● **Written problem**
From the passage below on a dog's emotional center-of-gravity, list every motive that readers are urged not to read into a dog's thoughts when it positions its body next to another dog.

**** Text passage

So how does the mind extend itself into its surroundings? Through the projection of the body’s center-of-gravity, an immaterial, mercurial point around which an animal’s capacity to move, ability to achieve physical equilibrium and a state of emotional well-being, depends. This projected point is the “emotional center-of-gravity,” the kernel of a group mind, the source of collectivized, cooperative and altruistic behavior. This point which is not even in the body, is the key to the individual’s mind.
Therefore one can springboard off this understanding to make the following statements which integrate body, mind and nature. (1) When stimulated an animal MUST move. (2) Momentum commits the Mind to a Forward Point (e-cog) the Body MUST occupy. (3) These movements MUST conform to principles of Thermodynamics as well as the Laws of Motion. No action, no behavior operates in isolation from these logic statements. The next time you see a dog positioning its body next to another dogs’ body, resist the urge to put YOUR thoughts into their heads as in dominance, submission, territoriality, resource guarding, etc., etc.. Instead, practice inserting the above logic statements–the dog must move relative to the other dog–the Subject must occupy a Forward Point contained by the Object—and soon you will see a dog’s mind unfolding according to the laws of nature by which its surroundings function as well. You will not be looking at two self-contained entities of intelligence trying to figure out how to get along, you will begin to see two physical bodies becoming one emotional body, one group mind.
For hundreds of years, dog training has been revolved around the strongest is the ruler that’s where the term alpha leader comes from. Reading at your three points above make me thing of a whole new way to train dog. The simple application of your three points is at leash training methodology. I think we can try to teach the dog to learn to walk along with the owner willingly not by force.

********
**** Provided material

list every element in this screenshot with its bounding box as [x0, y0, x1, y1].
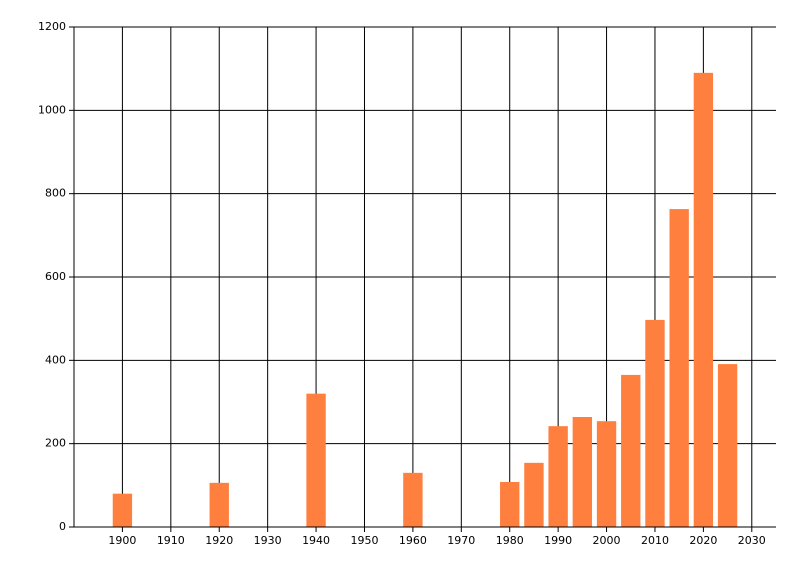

********

● **Solution below**
dominance, submission, territoriality, resource guarding